* START *
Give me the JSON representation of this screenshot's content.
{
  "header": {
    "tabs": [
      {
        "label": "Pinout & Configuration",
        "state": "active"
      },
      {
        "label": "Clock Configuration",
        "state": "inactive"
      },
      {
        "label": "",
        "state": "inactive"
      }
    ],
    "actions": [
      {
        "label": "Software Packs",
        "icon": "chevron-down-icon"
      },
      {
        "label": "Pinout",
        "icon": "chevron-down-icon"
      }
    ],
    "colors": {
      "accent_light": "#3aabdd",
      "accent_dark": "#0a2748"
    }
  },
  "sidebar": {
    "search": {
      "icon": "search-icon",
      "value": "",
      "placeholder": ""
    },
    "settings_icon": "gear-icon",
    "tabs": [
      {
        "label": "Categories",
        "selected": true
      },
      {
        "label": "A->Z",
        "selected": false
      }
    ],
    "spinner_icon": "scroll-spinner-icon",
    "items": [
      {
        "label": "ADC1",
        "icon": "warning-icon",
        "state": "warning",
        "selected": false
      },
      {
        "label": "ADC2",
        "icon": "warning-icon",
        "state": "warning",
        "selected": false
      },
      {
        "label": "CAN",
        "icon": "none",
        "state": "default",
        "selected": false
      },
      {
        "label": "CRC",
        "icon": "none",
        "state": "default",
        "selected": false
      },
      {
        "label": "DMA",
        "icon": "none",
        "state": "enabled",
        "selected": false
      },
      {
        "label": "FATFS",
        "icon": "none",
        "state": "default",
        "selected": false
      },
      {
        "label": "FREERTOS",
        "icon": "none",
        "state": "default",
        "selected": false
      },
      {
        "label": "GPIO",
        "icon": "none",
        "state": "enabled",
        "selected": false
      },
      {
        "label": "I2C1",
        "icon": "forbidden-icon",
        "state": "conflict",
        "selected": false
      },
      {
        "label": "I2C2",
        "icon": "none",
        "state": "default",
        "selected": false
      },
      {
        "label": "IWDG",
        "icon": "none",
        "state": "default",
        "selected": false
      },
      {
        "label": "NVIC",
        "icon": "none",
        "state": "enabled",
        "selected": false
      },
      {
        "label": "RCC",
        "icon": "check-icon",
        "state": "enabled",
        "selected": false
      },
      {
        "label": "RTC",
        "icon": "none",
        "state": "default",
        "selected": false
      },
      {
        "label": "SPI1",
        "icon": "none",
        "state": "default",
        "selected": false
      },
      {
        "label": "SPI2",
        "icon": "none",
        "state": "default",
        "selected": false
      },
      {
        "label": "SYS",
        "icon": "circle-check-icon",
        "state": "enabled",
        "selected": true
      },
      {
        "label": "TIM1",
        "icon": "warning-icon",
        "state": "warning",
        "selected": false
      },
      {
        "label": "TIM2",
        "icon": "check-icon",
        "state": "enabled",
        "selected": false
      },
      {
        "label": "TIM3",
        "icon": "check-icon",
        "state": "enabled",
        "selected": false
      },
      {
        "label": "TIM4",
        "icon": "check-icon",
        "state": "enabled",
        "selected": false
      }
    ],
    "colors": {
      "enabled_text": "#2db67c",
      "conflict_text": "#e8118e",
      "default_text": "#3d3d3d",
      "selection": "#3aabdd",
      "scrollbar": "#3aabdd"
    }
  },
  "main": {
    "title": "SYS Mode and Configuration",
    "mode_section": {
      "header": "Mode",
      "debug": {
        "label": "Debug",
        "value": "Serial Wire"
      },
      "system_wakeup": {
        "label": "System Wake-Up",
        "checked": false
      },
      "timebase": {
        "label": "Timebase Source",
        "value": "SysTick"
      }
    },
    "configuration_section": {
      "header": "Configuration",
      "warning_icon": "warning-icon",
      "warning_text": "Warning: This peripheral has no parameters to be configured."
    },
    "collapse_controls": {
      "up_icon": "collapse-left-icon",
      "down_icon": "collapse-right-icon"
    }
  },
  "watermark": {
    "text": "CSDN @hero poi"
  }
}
* END *
→ **Exercise instructions**: Return every entry exactly as given.

→ **Answer**:
Give me the JSON representation of this screenshot's content.
{
  "header": {
    "tabs": [
      {
        "label": "Pinout & Configuration",
        "state": "active"
      },
      {
        "label": "Clock Configuration",
        "state": "inactive"
      },
      {
        "label": "",
        "state": "inactive"
      }
    ],
    "actions": [
      {
        "label": "Software Packs",
        "icon": "chevron-down-icon"
      },
      {
        "label": "Pinout",
        "icon": "chevron-down-icon"
      }
    ],
    "colors": {
      "accent_light": "#3aabdd",
      "accent_dark": "#0a2748"
    }
  },
  "sidebar": {
    "search": {
      "icon": "search-icon",
      "value": "",
      "placeholder": ""
    },
    "settings_icon": "gear-icon",
    "tabs": [
      {
        "label": "Categories",
        "selected": true
      },
      {
        "label": "A->Z",
        "selected": false
      }
    ],
    "spinner_icon": "scroll-spinner-icon",
    "items": [
      {
        "label": "ADC1",
        "icon": "warning-icon",
        "state": "warning",
        "selected": false
      },
      {
        "label": "ADC2",
        "icon": "warning-icon",
        "state": "warning",
        "selected": false
      },
      {
        "label": "CAN",
        "icon": "none",
        "state": "default",
        "selected": false
      },
      {
        "label": "CRC",
        "icon": "none",
        "state": "default",
        "selected": false
      },
      {
        "label": "DMA",
        "icon": "none",
        "state": "enabled",
        "selected": false
      },
      {
        "label": "FATFS",
        "icon": "none",
        "state": "default",
        "selected": false
      },
      {
        "label": "FREERTOS",
        "icon": "none",
        "state": "default",
        "selected": false
      },
      {
        "label": "GPIO",
        "icon": "none",
        "state": "enabled",
        "selected": false
      },
      {
        "label": "I2C1",
        "icon": "forbidden-icon",
        "state": "conflict",
        "selected": false
      },
      {
        "label": "I2C2",
        "icon": "none",
        "state": "default",
        "selected": false
      },
      {
        "label": "IWDG",
        "icon": "none",
        "state": "default",
        "selected": false
      },
      {
        "label": "NVIC",
        "icon": "none",
        "state": "enabled",
        "selected": false
      },
      {
        "label": "RCC",
        "icon": "check-icon",
        "state": "enabled",
        "selected": false
      },
      {
        "label": "RTC",
        "icon": "none",
        "state": "default",
        "selected": false
      },
      {
        "label": "SPI1",
        "icon": "none",
        "state": "default",
        "selected": false
      },
      {
        "label": "SPI2",
        "icon": "none",
        "state": "default",
        "selected": false
      },
      {
        "label": "SYS",
        "icon": "circle-check-icon",
        "state": "enabled",
        "selected": true
      },
      {
        "label": "TIM1",
        "icon": "warning-icon",
        "state": "warning",
        "selected": false
      },
      {
        "label": "TIM2",
        "icon": "check-icon",
        "state": "enabled",
        "selected": false
      },
      {
        "label": "TIM3",
        "icon": "check-icon",
        "state": "enabled",
        "selected": false
      },
      {
        "label": "TIM4",
        "icon": "check-icon",
        "state": "enabled",
        "selected": false
      }
    ],
    "colors": {
      "enabled_text": "#2db67c",
      "conflict_text": "#e8118e",
      "default_text": "#3d3d3d",
      "selection": "#3aabdd",
      "scrollbar": "#3aabdd"
    }
  },
  "main": {
    "title": "SYS Mode and Configuration",
    "mode_section": {
      "header": "Mode",
      "debug": {
        "label": "Debug",
        "value": "Serial Wire"
      },
      "system_wakeup": {
        "label": "System Wake-Up",
        "checked": false
      },
      "timebase": {
        "label": "Timebase Source",
        "value": "SysTick"
      }
    },
    "configuration_section": {
      "header": "Configuration",
      "warning_icon": "warning-icon",
      "warning_text": "Warning: This peripheral has no parameters to be configured."
    },
    "collapse_controls": {
      "up_icon": "collapse-left-icon",
      "down_icon": "collapse-right-icon"
    }
  },
  "watermark": {
    "text": "CSDN @hero poi"
  }
}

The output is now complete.